> **EXERCISE DIRECTIONS**
Check every line below for the word "this" and copy each one that has it.

Data entries for graphics:
-=-=-

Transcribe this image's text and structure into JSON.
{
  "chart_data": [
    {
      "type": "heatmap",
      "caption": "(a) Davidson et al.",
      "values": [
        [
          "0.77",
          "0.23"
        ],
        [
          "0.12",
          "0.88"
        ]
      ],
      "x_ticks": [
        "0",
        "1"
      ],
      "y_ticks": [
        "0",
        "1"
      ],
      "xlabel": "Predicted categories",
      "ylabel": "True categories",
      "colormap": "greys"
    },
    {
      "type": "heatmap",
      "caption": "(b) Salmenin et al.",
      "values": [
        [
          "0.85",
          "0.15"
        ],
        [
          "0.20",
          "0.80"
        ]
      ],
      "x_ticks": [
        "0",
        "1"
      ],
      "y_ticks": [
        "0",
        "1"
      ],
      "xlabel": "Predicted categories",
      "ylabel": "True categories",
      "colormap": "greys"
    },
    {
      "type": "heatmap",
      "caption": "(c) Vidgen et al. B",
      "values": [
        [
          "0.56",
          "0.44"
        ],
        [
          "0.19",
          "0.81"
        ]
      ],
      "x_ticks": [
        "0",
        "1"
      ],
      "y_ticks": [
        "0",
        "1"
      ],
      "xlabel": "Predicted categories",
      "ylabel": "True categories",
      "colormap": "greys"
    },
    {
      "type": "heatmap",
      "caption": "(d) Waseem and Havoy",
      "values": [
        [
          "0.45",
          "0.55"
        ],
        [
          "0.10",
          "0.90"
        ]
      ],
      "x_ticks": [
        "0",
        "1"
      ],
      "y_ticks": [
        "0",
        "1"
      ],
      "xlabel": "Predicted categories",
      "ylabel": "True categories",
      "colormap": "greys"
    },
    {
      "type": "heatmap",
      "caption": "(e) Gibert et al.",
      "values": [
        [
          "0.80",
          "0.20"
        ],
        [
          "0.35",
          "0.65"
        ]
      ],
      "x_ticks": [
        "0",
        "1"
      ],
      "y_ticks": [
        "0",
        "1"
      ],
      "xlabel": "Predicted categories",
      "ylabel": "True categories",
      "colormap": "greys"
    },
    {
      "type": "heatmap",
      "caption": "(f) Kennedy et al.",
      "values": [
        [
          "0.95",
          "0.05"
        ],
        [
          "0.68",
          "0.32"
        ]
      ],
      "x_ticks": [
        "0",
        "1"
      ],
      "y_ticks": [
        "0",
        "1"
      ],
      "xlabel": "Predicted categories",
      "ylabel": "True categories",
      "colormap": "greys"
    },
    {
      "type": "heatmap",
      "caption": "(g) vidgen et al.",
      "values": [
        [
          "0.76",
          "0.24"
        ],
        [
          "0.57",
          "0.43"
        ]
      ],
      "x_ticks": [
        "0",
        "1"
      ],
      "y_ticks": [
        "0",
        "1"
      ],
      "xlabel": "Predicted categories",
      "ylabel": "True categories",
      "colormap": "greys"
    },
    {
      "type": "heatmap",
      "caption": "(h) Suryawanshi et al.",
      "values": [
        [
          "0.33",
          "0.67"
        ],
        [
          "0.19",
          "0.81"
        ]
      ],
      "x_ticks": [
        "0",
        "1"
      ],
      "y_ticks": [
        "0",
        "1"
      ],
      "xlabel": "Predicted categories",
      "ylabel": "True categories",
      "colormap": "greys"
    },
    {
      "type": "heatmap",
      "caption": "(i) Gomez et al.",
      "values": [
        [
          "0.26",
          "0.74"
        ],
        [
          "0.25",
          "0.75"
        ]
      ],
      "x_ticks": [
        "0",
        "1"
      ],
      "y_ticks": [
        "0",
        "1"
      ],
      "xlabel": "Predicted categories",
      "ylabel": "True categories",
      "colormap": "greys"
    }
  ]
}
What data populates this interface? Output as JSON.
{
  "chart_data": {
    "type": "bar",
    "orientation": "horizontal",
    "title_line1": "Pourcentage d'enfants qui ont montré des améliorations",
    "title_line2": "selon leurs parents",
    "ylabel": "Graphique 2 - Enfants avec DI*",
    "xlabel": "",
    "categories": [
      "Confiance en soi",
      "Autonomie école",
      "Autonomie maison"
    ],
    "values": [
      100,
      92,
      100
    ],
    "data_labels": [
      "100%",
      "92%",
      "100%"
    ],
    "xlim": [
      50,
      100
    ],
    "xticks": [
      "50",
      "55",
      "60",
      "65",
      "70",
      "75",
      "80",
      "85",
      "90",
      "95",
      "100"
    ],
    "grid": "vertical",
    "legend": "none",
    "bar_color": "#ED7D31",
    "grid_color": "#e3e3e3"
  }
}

-=-=-

> **RESULT OF THE EXERCISE**
Transcribe this image's text and structure into JSON.
What data populates this interface? Output as JSON.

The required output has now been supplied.